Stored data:
/---

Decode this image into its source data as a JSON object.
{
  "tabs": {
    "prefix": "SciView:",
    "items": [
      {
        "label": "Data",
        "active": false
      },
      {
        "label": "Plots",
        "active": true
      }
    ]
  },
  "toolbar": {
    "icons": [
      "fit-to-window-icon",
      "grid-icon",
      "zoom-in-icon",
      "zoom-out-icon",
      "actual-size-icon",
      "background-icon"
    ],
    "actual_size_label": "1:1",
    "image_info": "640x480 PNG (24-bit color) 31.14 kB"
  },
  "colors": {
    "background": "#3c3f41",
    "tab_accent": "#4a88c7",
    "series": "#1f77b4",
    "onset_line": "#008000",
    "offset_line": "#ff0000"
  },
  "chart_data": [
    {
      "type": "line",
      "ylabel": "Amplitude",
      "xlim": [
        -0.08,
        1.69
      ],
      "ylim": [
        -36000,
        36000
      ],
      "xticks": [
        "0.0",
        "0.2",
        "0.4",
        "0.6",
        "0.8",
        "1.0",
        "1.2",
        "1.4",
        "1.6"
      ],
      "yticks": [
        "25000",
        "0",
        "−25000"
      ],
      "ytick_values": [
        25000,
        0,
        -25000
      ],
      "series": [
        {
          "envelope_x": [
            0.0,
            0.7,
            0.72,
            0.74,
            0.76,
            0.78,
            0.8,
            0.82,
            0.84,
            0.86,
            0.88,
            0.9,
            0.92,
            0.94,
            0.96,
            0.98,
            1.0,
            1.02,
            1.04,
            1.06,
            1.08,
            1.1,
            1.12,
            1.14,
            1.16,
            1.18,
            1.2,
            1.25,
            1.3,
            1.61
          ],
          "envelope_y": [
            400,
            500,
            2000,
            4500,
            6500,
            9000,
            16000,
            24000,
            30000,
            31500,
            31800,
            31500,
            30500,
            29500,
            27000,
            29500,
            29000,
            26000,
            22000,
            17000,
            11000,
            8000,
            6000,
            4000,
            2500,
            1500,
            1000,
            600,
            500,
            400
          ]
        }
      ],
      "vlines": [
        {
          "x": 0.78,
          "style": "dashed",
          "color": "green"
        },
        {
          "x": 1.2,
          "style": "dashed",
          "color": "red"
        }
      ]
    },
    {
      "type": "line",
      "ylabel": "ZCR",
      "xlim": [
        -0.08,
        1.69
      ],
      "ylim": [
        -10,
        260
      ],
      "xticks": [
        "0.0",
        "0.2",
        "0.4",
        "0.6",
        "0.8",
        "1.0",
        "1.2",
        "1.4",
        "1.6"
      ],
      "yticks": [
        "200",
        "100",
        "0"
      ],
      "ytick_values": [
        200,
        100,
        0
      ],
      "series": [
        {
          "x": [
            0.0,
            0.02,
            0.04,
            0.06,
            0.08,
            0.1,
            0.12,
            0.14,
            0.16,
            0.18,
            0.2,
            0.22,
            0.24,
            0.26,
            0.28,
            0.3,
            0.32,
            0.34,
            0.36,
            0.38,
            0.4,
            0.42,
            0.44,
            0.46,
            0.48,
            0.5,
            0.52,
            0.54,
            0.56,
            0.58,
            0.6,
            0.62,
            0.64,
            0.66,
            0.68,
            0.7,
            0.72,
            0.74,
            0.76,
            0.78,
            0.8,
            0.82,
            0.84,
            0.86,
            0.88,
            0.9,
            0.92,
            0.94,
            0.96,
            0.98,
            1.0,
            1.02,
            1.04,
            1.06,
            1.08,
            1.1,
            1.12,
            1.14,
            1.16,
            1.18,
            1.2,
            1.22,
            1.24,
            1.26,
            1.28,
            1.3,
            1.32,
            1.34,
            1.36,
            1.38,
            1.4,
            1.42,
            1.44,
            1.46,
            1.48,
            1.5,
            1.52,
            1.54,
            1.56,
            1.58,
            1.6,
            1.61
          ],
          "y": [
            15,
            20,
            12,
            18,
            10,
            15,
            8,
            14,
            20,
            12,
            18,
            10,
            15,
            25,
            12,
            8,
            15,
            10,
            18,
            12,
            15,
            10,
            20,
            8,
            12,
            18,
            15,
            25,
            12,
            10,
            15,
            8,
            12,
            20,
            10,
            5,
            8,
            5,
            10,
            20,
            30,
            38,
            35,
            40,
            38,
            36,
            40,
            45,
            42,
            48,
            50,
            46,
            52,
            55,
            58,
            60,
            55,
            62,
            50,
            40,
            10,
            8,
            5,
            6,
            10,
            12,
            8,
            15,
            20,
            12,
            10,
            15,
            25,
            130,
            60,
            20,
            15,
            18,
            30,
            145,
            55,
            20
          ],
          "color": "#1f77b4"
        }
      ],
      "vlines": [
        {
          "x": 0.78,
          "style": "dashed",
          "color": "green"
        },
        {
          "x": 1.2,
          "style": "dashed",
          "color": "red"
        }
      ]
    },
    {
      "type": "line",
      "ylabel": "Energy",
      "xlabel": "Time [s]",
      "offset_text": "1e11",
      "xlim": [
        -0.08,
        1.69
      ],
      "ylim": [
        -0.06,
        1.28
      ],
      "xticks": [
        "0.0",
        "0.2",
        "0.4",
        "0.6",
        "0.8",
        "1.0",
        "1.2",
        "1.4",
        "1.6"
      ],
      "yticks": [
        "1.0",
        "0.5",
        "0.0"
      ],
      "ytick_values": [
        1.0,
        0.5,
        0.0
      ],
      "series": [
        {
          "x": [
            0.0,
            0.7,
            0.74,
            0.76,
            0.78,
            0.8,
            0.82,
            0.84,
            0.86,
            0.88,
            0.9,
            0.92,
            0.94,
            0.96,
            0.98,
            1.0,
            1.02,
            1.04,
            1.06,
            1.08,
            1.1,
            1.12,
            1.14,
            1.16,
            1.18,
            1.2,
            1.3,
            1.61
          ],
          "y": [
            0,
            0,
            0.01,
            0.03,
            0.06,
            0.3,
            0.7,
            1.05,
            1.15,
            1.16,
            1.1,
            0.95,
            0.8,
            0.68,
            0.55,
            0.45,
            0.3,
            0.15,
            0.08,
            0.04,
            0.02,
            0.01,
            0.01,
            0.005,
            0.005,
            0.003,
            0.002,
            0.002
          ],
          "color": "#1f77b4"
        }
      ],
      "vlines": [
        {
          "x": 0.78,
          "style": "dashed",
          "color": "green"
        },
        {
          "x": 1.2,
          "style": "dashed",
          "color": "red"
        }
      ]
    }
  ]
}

\---

Copy all of the data exactly.

RESULT BELOW:
Decode this image into its source data as a JSON object.
{
  "tabs": {
    "prefix": "SciView:",
    "items": [
      {
        "label": "Data",
        "active": false
      },
      {
        "label": "Plots",
        "active": true
      }
    ]
  },
  "toolbar": {
    "icons": [
      "fit-to-window-icon",
      "grid-icon",
      "zoom-in-icon",
      "zoom-out-icon",
      "actual-size-icon",
      "background-icon"
    ],
    "actual_size_label": "1:1",
    "image_info": "640x480 PNG (24-bit color) 31.14 kB"
  },
  "colors": {
    "background": "#3c3f41",
    "tab_accent": "#4a88c7",
    "series": "#1f77b4",
    "onset_line": "#008000",
    "offset_line": "#ff0000"
  },
  "chart_data": [
    {
      "type": "line",
      "ylabel": "Amplitude",
      "xlim": [
        -0.08,
        1.69
      ],
      "ylim": [
        -36000,
        36000
      ],
      "xticks": [
        "0.0",
        "0.2",
        "0.4",
        "0.6",
        "0.8",
        "1.0",
        "1.2",
        "1.4",
        "1.6"
      ],
      "yticks": [
        "25000",
        "0",
        "−25000"
      ],
      "ytick_values": [
        25000,
        0,
        -25000
      ],
      "series": [
        {
          "envelope_x": [
            0.0,
            0.7,
            0.72,
            0.74,
            0.76,
            0.78,
            0.8,
            0.82,
            0.84,
            0.86,
            0.88,
            0.9,
            0.92,
            0.94,
            0.96,
            0.98,
            1.0,
            1.02,
            1.04,
            1.06,
            1.08,
            1.1,
            1.12,
            1.14,
            1.16,
            1.18,
            1.2,
            1.25,
            1.3,
            1.61
          ],
          "envelope_y": [
            400,
            500,
            2000,
            4500,
            6500,
            9000,
            16000,
            24000,
            30000,
            31500,
            31800,
            31500,
            30500,
            29500,
            27000,
            29500,
            29000,
            26000,
            22000,
            17000,
            11000,
            8000,
            6000,
            4000,
            2500,
            1500,
            1000,
            600,
            500,
            400
          ]
        }
      ],
      "vlines": [
        {
          "x": 0.78,
          "style": "dashed",
          "color": "green"
        },
        {
          "x": 1.2,
          "style": "dashed",
          "color": "red"
        }
      ]
    },
    {
      "type": "line",
      "ylabel": "ZCR",
      "xlim": [
        -0.08,
        1.69
      ],
      "ylim": [
        -10,
        260
      ],
      "xticks": [
        "0.0",
        "0.2",
        "0.4",
        "0.6",
        "0.8",
        "1.0",
        "1.2",
        "1.4",
        "1.6"
      ],
      "yticks": [
        "200",
        "100",
        "0"
      ],
      "ytick_values": [
        200,
        100,
        0
      ],
      "series": [
        {
          "x": [
            0.0,
            0.02,
            0.04,
            0.06,
            0.08,
            0.1,
            0.12,
            0.14,
            0.16,
            0.18,
            0.2,
            0.22,
            0.24,
            0.26,
            0.28,
            0.3,
            0.32,
            0.34,
            0.36,
            0.38,
            0.4,
            0.42,
            0.44,
            0.46,
            0.48,
            0.5,
            0.52,
            0.54,
            0.56,
            0.58,
            0.6,
            0.62,
            0.64,
            0.66,
            0.68,
            0.7,
            0.72,
            0.74,
            0.76,
            0.78,
            0.8,
            0.82,
            0.84,
            0.86,
            0.88,
            0.9,
            0.92,
            0.94,
            0.96,
            0.98,
            1.0,
            1.02,
            1.04,
            1.06,
            1.08,
            1.1,
            1.12,
            1.14,
            1.16,
            1.18,
            1.2,
            1.22,
            1.24,
            1.26,
            1.28,
            1.3,
            1.32,
            1.34,
            1.36,
            1.38,
            1.4,
            1.42,
            1.44,
            1.46,
            1.48,
            1.5,
            1.52,
            1.54,
            1.56,
            1.58,
            1.6,
            1.61
          ],
          "y": [
            15,
            20,
            12,
            18,
            10,
            15,
            8,
            14,
            20,
            12,
            18,
            10,
            15,
            25,
            12,
            8,
            15,
            10,
            18,
            12,
            15,
            10,
            20,
            8,
            12,
            18,
            15,
            25,
            12,
            10,
            15,
            8,
            12,
            20,
            10,
            5,
            8,
            5,
            10,
            20,
            30,
            38,
            35,
            40,
            38,
            36,
            40,
            45,
            42,
            48,
            50,
            46,
            52,
            55,
            58,
            60,
            55,
            62,
            50,
            40,
            10,
            8,
            5,
            6,
            10,
            12,
            8,
            15,
            20,
            12,
            10,
            15,
            25,
            130,
            60,
            20,
            15,
            18,
            30,
            145,
            55,
            20
          ],
          "color": "#1f77b4"
        }
      ],
      "vlines": [
        {
          "x": 0.78,
          "style": "dashed",
          "color": "green"
        },
        {
          "x": 1.2,
          "style": "dashed",
          "color": "red"
        }
      ]
    },
    {
      "type": "line",
      "ylabel": "Energy",
      "xlabel": "Time [s]",
      "offset_text": "1e11",
      "xlim": [
        -0.08,
        1.69
      ],
      "ylim": [
        -0.06,
        1.28
      ],
      "xticks": [
        "0.0",
        "0.2",
        "0.4",
        "0.6",
        "0.8",
        "1.0",
        "1.2",
        "1.4",
        "1.6"
      ],
      "yticks": [
        "1.0",
        "0.5",
        "0.0"
      ],
      "ytick_values": [
        1.0,
        0.5,
        0.0
      ],
      "series": [
        {
          "x": [
            0.0,
            0.7,
            0.74,
            0.76,
            0.78,
            0.8,
            0.82,
            0.84,
            0.86,
            0.88,
            0.9,
            0.92,
            0.94,
            0.96,
            0.98,
            1.0,
            1.02,
            1.04,
            1.06,
            1.08,
            1.1,
            1.12,
            1.14,
            1.16,
            1.18,
            1.2,
            1.3,
            1.61
          ],
          "y": [
            0,
            0,
            0.01,
            0.03,
            0.06,
            0.3,
            0.7,
            1.05,
            1.15,
            1.16,
            1.1,
            0.95,
            0.8,
            0.68,
            0.55,
            0.45,
            0.3,
            0.15,
            0.08,
            0.04,
            0.02,
            0.01,
            0.01,
            0.005,
            0.005,
            0.003,
            0.002,
            0.002
          ],
          "color": "#1f77b4"
        }
      ],
      "vlines": [
        {
          "x": 0.78,
          "style": "dashed",
          "color": "green"
        },
        {
          "x": 1.2,
          "style": "dashed",
          "color": "red"
        }
      ]
    }
  ]
}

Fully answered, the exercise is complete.